What to produce
Reproduce verbatim the lines of the listing below, from the line containing "process-row: 3715507 getroot" to the line containing "log-line: Total Packets(46991015)", both included.

###

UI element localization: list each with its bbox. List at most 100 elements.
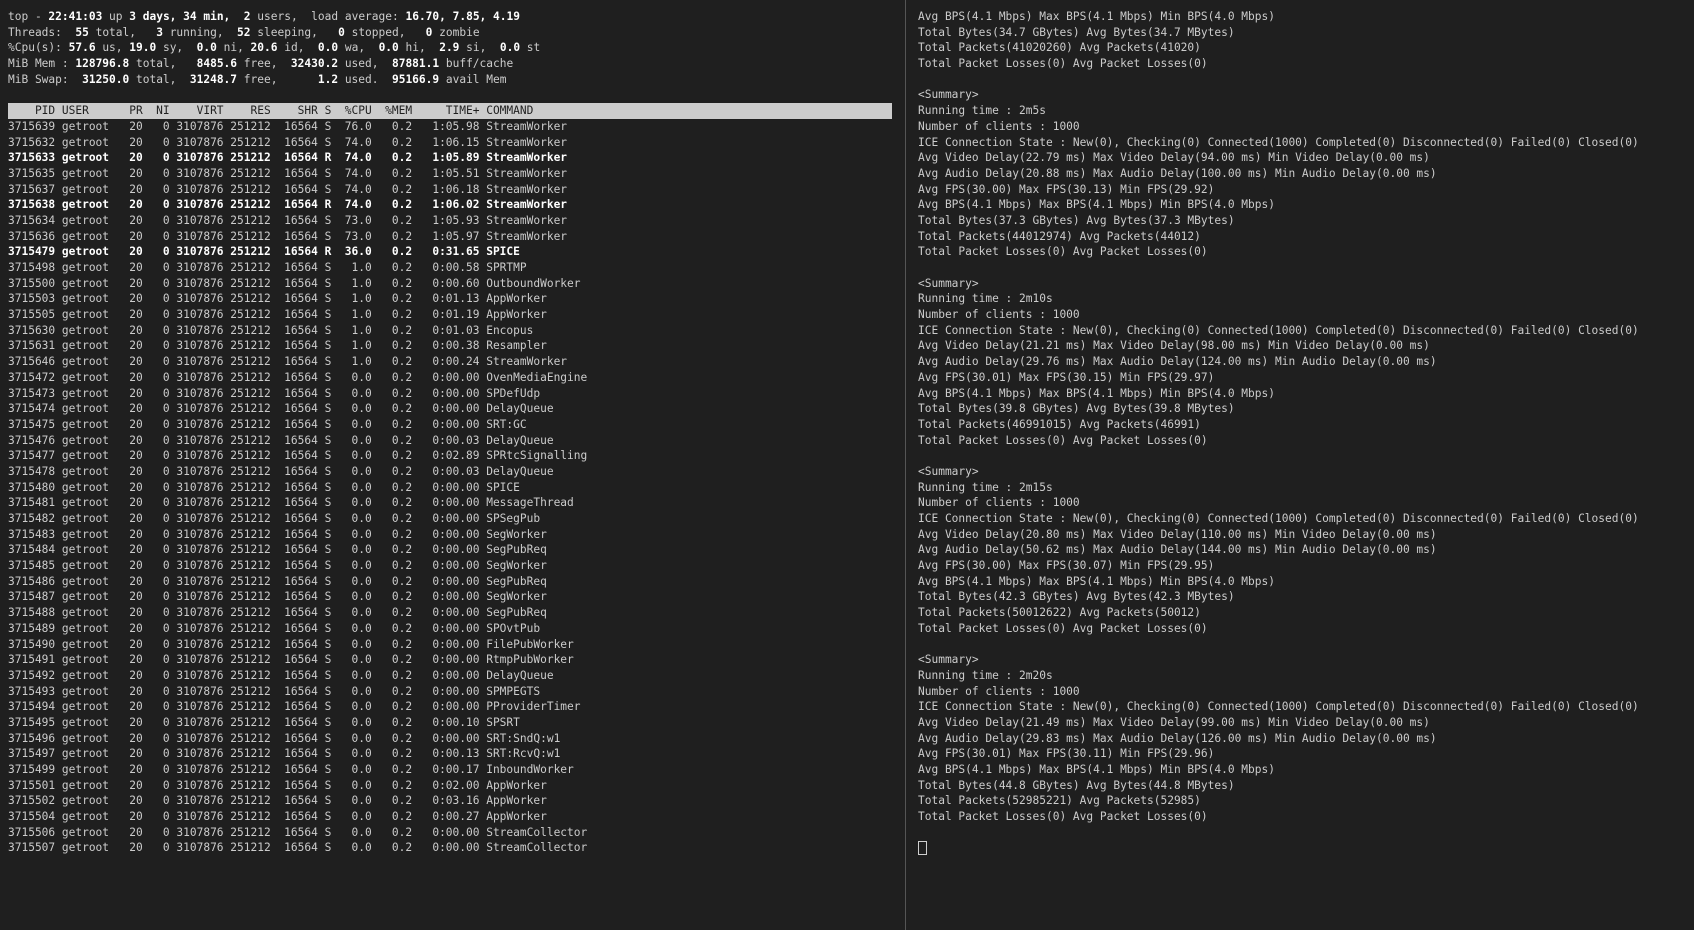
process-row: 3715507 getroot 20 0 3107876 251212 1656… bbox=[8, 840, 892, 856]
top-output-pane[interactable]: top - 22:41:03 up 3 days, 34 min, 2 user… bbox=[8, 9, 892, 856]
process-row: 3715485 getroot 20 0 3107876 251212 1656… bbox=[8, 558, 892, 574]
log-line: Total Packets(44012974) Avg Packets(4401… bbox=[918, 229, 1690, 245]
process-row: 3715483 getroot 20 0 3107876 251212 1656… bbox=[8, 527, 892, 543]
summary-label: users, load average: bbox=[251, 10, 406, 23]
process-row: 3715504 getroot 20 0 3107876 251212 1656… bbox=[8, 809, 892, 825]
summary-label bbox=[230, 10, 243, 23]
top-summary-line: MiB Mem : 128796.8 total, 8485.6 free, 3… bbox=[8, 56, 892, 72]
log-line: ICE Connection State : New(0), Checking(… bbox=[918, 699, 1690, 715]
process-table-header: PID USER PR NI VIRT RES SHR S %CPU %MEM … bbox=[8, 103, 892, 119]
summary-value: 128796.8 bbox=[75, 57, 129, 70]
process-row: 3715482 getroot 20 0 3107876 251212 1656… bbox=[8, 511, 892, 527]
process-row: 3715635 getroot 20 0 3107876 251212 1656… bbox=[8, 166, 892, 182]
process-row: 3715484 getroot 20 0 3107876 251212 1656… bbox=[8, 542, 892, 558]
load-test-log-pane[interactable]: Avg BPS(4.1 Mbps) Max BPS(4.1 Mbps) Min … bbox=[918, 9, 1690, 856]
process-row: 3715488 getroot 20 0 3107876 251212 1656… bbox=[8, 605, 892, 621]
process-row: 3715478 getroot 20 0 3107876 251212 1656… bbox=[8, 464, 892, 480]
process-row: 3715506 getroot 20 0 3107876 251212 1656… bbox=[8, 825, 892, 841]
cursor-line bbox=[918, 840, 1690, 856]
process-row: 3715487 getroot 20 0 3107876 251212 1656… bbox=[8, 589, 892, 605]
process-row: 3715636 getroot 20 0 3107876 251212 1656… bbox=[8, 229, 892, 245]
log-line: <Summary> bbox=[918, 652, 1690, 668]
summary-label: stopped, bbox=[345, 26, 426, 39]
log-line: Total Packets(46991015) Avg Packets(4699… bbox=[918, 417, 1690, 433]
log-line: Running time : 2m5s bbox=[918, 103, 1690, 119]
log-line: Avg BPS(4.1 Mbps) Max BPS(4.1 Mbps) Min … bbox=[918, 762, 1690, 778]
summary-value: 3 days, 34 min, bbox=[129, 10, 230, 23]
summary-value: 2 bbox=[244, 10, 251, 23]
summary-value: 0.0 bbox=[197, 41, 217, 54]
log-line: Total Packets(41020260) Avg Packets(4102… bbox=[918, 40, 1690, 56]
summary-label: MiB Mem : bbox=[8, 57, 75, 70]
process-row: 3715496 getroot 20 0 3107876 251212 1656… bbox=[8, 731, 892, 747]
log-line: Total Bytes(42.3 GBytes) Avg Bytes(42.3 … bbox=[918, 589, 1690, 605]
process-row: 3715500 getroot 20 0 3107876 251212 1656… bbox=[8, 276, 892, 292]
log-line: Total Packet Losses(0) Avg Packet Losses… bbox=[918, 433, 1690, 449]
process-row: 3715637 getroot 20 0 3107876 251212 1656… bbox=[8, 182, 892, 198]
log-line: Total Packet Losses(0) Avg Packet Losses… bbox=[918, 621, 1690, 637]
summary-label: wa, bbox=[338, 41, 378, 54]
summary-value: 0 bbox=[338, 26, 345, 39]
summary-value: 20.6 bbox=[251, 41, 278, 54]
log-line: <Summary> bbox=[918, 87, 1690, 103]
log-line bbox=[918, 825, 1690, 841]
summary-label: Threads: bbox=[8, 26, 75, 39]
process-row: 3715480 getroot 20 0 3107876 251212 1656… bbox=[8, 480, 892, 496]
summary-value: 55 bbox=[75, 26, 88, 39]
process-row: 3715486 getroot 20 0 3107876 251212 1656… bbox=[8, 574, 892, 590]
summary-value: 1.2 bbox=[318, 73, 338, 86]
log-line: Total Packet Losses(0) Avg Packet Losses… bbox=[918, 244, 1690, 260]
log-line: Total Packets(52985221) Avg Packets(5298… bbox=[918, 793, 1690, 809]
process-row: 3715639 getroot 20 0 3107876 251212 1656… bbox=[8, 119, 892, 135]
process-row: 3715493 getroot 20 0 3107876 251212 1656… bbox=[8, 684, 892, 700]
process-row: 3715472 getroot 20 0 3107876 251212 1656… bbox=[8, 370, 892, 386]
summary-label: total, bbox=[129, 57, 196, 70]
process-row: 3715499 getroot 20 0 3107876 251212 1656… bbox=[8, 762, 892, 778]
summary-label: st bbox=[520, 41, 540, 54]
log-line: ICE Connection State : New(0), Checking(… bbox=[918, 511, 1690, 527]
log-line: Avg Video Delay(20.80 ms) Max Video Dela… bbox=[918, 527, 1690, 543]
log-line: Total Bytes(39.8 GBytes) Avg Bytes(39.8 … bbox=[918, 401, 1690, 417]
summary-value: 16.70, 7.85, 4.19 bbox=[405, 10, 520, 23]
log-line: Avg BPS(4.1 Mbps) Max BPS(4.1 Mbps) Min … bbox=[918, 197, 1690, 213]
summary-label: top - bbox=[8, 10, 48, 23]
process-row: 3715501 getroot 20 0 3107876 251212 1656… bbox=[8, 778, 892, 794]
top-summary-line: top - 22:41:03 up 3 days, 34 min, 2 user… bbox=[8, 9, 892, 25]
process-row: 3715631 getroot 20 0 3107876 251212 1656… bbox=[8, 338, 892, 354]
summary-label: hi, bbox=[399, 41, 439, 54]
process-row: 3715646 getroot 20 0 3107876 251212 1656… bbox=[8, 354, 892, 370]
log-line: Avg BPS(4.1 Mbps) Max BPS(4.1 Mbps) Min … bbox=[918, 386, 1690, 402]
log-line: Number of clients : 1000 bbox=[918, 119, 1690, 135]
log-line: <Summary> bbox=[918, 276, 1690, 292]
summary-label: total, bbox=[89, 26, 156, 39]
process-row: 3715497 getroot 20 0 3107876 251212 1656… bbox=[8, 746, 892, 762]
process-row: 3715491 getroot 20 0 3107876 251212 1656… bbox=[8, 652, 892, 668]
process-row: 3715490 getroot 20 0 3107876 251212 1656… bbox=[8, 637, 892, 653]
process-row: 3715630 getroot 20 0 3107876 251212 1656… bbox=[8, 323, 892, 339]
log-line: Avg FPS(30.01) Max FPS(30.15) Min FPS(29… bbox=[918, 370, 1690, 386]
summary-value: 57.6 bbox=[69, 41, 96, 54]
summary-label: used. bbox=[338, 73, 392, 86]
summary-label: up bbox=[102, 10, 129, 23]
process-row: 3715498 getroot 20 0 3107876 251212 1656… bbox=[8, 260, 892, 276]
log-line: Total Bytes(44.8 GBytes) Avg Bytes(44.8 … bbox=[918, 778, 1690, 794]
summary-label: buff/cache bbox=[439, 57, 513, 70]
process-row: 3715476 getroot 20 0 3107876 251212 1656… bbox=[8, 433, 892, 449]
log-line: Avg FPS(30.00) Max FPS(30.13) Min FPS(29… bbox=[918, 182, 1690, 198]
summary-value: 2.9 bbox=[439, 41, 459, 54]
summary-label: us, bbox=[96, 41, 130, 54]
summary-label: sleeping, bbox=[251, 26, 339, 39]
log-line: <Summary> bbox=[918, 464, 1690, 480]
process-row: 3715473 getroot 20 0 3107876 251212 1656… bbox=[8, 386, 892, 402]
process-table: 3715639 getroot 20 0 3107876 251212 1656… bbox=[8, 119, 892, 856]
process-row: 3715474 getroot 20 0 3107876 251212 1656… bbox=[8, 401, 892, 417]
log-line: Running time : 2m10s bbox=[918, 291, 1690, 307]
log-line bbox=[918, 448, 1690, 464]
process-row: 3715492 getroot 20 0 3107876 251212 1656… bbox=[8, 668, 892, 684]
pane-divider[interactable] bbox=[905, 0, 906, 930]
log-line bbox=[918, 72, 1690, 88]
process-row: 3715489 getroot 20 0 3107876 251212 1656… bbox=[8, 621, 892, 637]
log-lines: Avg BPS(4.1 Mbps) Max BPS(4.1 Mbps) Min … bbox=[918, 9, 1690, 840]
summary-value: 52 bbox=[237, 26, 250, 39]
process-row: 3715633 getroot 20 0 3107876 251212 1656… bbox=[8, 150, 892, 166]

###

Response to the task
process-row: 3715507 getroot 20 0 3107876 251212 1656… bbox=[8, 840, 892, 856]
top-output-pane[interactable]: top - 22:41:03 up 3 days, 34 min, 2 user… bbox=[8, 9, 892, 856]
process-row: 3715485 getroot 20 0 3107876 251212 1656… bbox=[8, 558, 892, 574]
log-line: Total Packets(44012974) Avg Packets(4401… bbox=[918, 229, 1690, 245]
process-row: 3715483 getroot 20 0 3107876 251212 1656… bbox=[8, 527, 892, 543]
summary-label: users, load average: bbox=[251, 10, 406, 23]
process-row: 3715504 getroot 20 0 3107876 251212 1656… bbox=[8, 809, 892, 825]
summary-label bbox=[230, 10, 243, 23]
top-summary-line: MiB Mem : 128796.8 total, 8485.6 free, 3… bbox=[8, 56, 892, 72]
log-line: ICE Connection State : New(0), Checking(… bbox=[918, 699, 1690, 715]
process-table-header: PID USER PR NI VIRT RES SHR S %CPU %MEM … bbox=[8, 103, 892, 119]
summary-value: 128796.8 bbox=[75, 57, 129, 70]
process-row: 3715482 getroot 20 0 3107876 251212 1656… bbox=[8, 511, 892, 527]
process-row: 3715635 getroot 20 0 3107876 251212 1656… bbox=[8, 166, 892, 182]
process-row: 3715484 getroot 20 0 3107876 251212 1656… bbox=[8, 542, 892, 558]
load-test-log-pane[interactable]: Avg BPS(4.1 Mbps) Max BPS(4.1 Mbps) Min … bbox=[918, 9, 1690, 856]
process-row: 3715488 getroot 20 0 3107876 251212 1656… bbox=[8, 605, 892, 621]
process-row: 3715478 getroot 20 0 3107876 251212 1656… bbox=[8, 464, 892, 480]
process-row: 3715506 getroot 20 0 3107876 251212 1656… bbox=[8, 825, 892, 841]
cursor-line bbox=[918, 840, 1690, 856]
process-row: 3715487 getroot 20 0 3107876 251212 1656… bbox=[8, 589, 892, 605]
process-row: 3715636 getroot 20 0 3107876 251212 1656… bbox=[8, 229, 892, 245]
log-line: <Summary> bbox=[918, 652, 1690, 668]
summary-label: stopped, bbox=[345, 26, 426, 39]
log-line: Total Packets(46991015) Avg Packets(4699… bbox=[918, 417, 1690, 433]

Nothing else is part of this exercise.